→ Short exercise:
Repeat the material below word for word and leave out all pictures.

** Start **

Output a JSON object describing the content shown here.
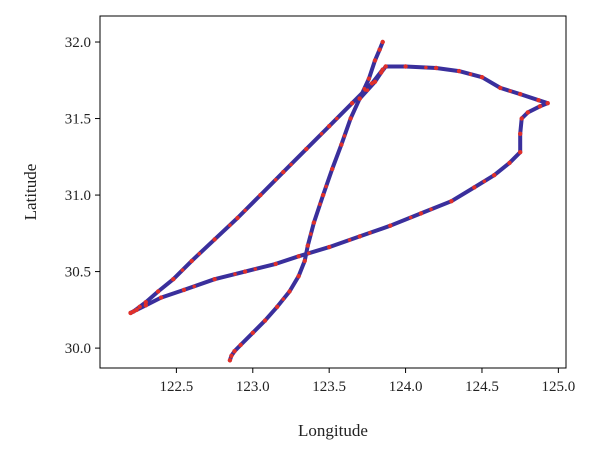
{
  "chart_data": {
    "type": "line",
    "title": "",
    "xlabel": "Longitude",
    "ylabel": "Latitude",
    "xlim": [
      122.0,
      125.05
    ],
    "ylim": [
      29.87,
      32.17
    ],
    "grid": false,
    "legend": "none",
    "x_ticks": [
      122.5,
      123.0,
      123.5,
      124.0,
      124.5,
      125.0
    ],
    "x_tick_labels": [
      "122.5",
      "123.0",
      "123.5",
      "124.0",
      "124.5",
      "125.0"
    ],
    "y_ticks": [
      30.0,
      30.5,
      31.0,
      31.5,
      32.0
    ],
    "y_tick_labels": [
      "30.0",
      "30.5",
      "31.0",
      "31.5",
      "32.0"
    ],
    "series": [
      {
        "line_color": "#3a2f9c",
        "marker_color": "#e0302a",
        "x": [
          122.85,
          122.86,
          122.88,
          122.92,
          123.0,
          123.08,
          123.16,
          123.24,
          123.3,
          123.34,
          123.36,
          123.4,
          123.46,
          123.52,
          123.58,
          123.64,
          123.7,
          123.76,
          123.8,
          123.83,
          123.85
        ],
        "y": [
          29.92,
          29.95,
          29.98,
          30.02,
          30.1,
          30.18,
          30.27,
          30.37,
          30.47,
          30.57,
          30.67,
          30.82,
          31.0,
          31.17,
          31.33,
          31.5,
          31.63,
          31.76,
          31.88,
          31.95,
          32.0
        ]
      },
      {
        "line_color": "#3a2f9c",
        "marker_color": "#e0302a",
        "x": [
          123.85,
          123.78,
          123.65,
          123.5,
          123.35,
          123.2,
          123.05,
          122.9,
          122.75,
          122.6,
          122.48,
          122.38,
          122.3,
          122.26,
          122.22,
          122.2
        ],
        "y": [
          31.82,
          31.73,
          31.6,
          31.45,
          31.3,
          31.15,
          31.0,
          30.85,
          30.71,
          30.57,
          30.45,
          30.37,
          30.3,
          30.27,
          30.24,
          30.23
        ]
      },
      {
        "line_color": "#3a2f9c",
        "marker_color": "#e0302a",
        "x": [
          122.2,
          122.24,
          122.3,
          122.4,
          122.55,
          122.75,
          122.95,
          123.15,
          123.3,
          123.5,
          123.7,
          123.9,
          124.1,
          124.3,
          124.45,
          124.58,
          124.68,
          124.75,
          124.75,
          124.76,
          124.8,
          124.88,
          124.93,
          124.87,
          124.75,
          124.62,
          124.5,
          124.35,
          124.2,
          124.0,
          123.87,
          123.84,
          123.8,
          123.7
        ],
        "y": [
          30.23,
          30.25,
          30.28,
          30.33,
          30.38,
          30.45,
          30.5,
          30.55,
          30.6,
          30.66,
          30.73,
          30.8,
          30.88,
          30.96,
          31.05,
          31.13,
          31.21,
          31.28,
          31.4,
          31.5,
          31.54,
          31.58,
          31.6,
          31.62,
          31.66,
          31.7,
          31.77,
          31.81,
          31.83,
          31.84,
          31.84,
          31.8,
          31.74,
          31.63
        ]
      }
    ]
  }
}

** End **

→ Output of the exercise:
Output a JSON object describing the content shown here.
{
  "chart_data": {
    "type": "line",
    "title": "",
    "xlabel": "Longitude",
    "ylabel": "Latitude",
    "xlim": [
      122.0,
      125.05
    ],
    "ylim": [
      29.87,
      32.17
    ],
    "grid": false,
    "legend": "none",
    "x_ticks": [
      122.5,
      123.0,
      123.5,
      124.0,
      124.5,
      125.0
    ],
    "x_tick_labels": [
      "122.5",
      "123.0",
      "123.5",
      "124.0",
      "124.5",
      "125.0"
    ],
    "y_ticks": [
      30.0,
      30.5,
      31.0,
      31.5,
      32.0
    ],
    "y_tick_labels": [
      "30.0",
      "30.5",
      "31.0",
      "31.5",
      "32.0"
    ],
    "series": [
      {
        "line_color": "#3a2f9c",
        "marker_color": "#e0302a",
        "x": [
          122.85,
          122.86,
          122.88,
          122.92,
          123.0,
          123.08,
          123.16,
          123.24,
          123.3,
          123.34,
          123.36,
          123.4,
          123.46,
          123.52,
          123.58,
          123.64,
          123.7,
          123.76,
          123.8,
          123.83,
          123.85
        ],
        "y": [
          29.92,
          29.95,
          29.98,
          30.02,
          30.1,
          30.18,
          30.27,
          30.37,
          30.47,
          30.57,
          30.67,
          30.82,
          31.0,
          31.17,
          31.33,
          31.5,
          31.63,
          31.76,
          31.88,
          31.95,
          32.0
        ]
      },
      {
        "line_color": "#3a2f9c",
        "marker_color": "#e0302a",
        "x": [
          123.85,
          123.78,
          123.65,
          123.5,
          123.35,
          123.2,
          123.05,
          122.9,
          122.75,
          122.6,
          122.48,
          122.38,
          122.3,
          122.26,
          122.22,
          122.2
        ],
        "y": [
          31.82,
          31.73,
          31.6,
          31.45,
          31.3,
          31.15,
          31.0,
          30.85,
          30.71,
          30.57,
          30.45,
          30.37,
          30.3,
          30.27,
          30.24,
          30.23
        ]
      },
      {
        "line_color": "#3a2f9c",
        "marker_color": "#e0302a",
        "x": [
          122.2,
          122.24,
          122.3,
          122.4,
          122.55,
          122.75,
          122.95,
          123.15,
          123.3,
          123.5,
          123.7,
          123.9,
          124.1,
          124.3,
          124.45,
          124.58,
          124.68,
          124.75,
          124.75,
          124.76,
          124.8,
          124.88,
          124.93,
          124.87,
          124.75,
          124.62,
          124.5,
          124.35,
          124.2,
          124.0,
          123.87,
          123.84,
          123.8,
          123.7
        ],
        "y": [
          30.23,
          30.25,
          30.28,
          30.33,
          30.38,
          30.45,
          30.5,
          30.55,
          30.6,
          30.66,
          30.73,
          30.8,
          30.88,
          30.96,
          31.05,
          31.13,
          31.21,
          31.28,
          31.4,
          31.5,
          31.54,
          31.58,
          31.6,
          31.62,
          31.66,
          31.7,
          31.77,
          31.81,
          31.83,
          31.84,
          31.84,
          31.8,
          31.74,
          31.63
        ]
      }
    ]
  }
}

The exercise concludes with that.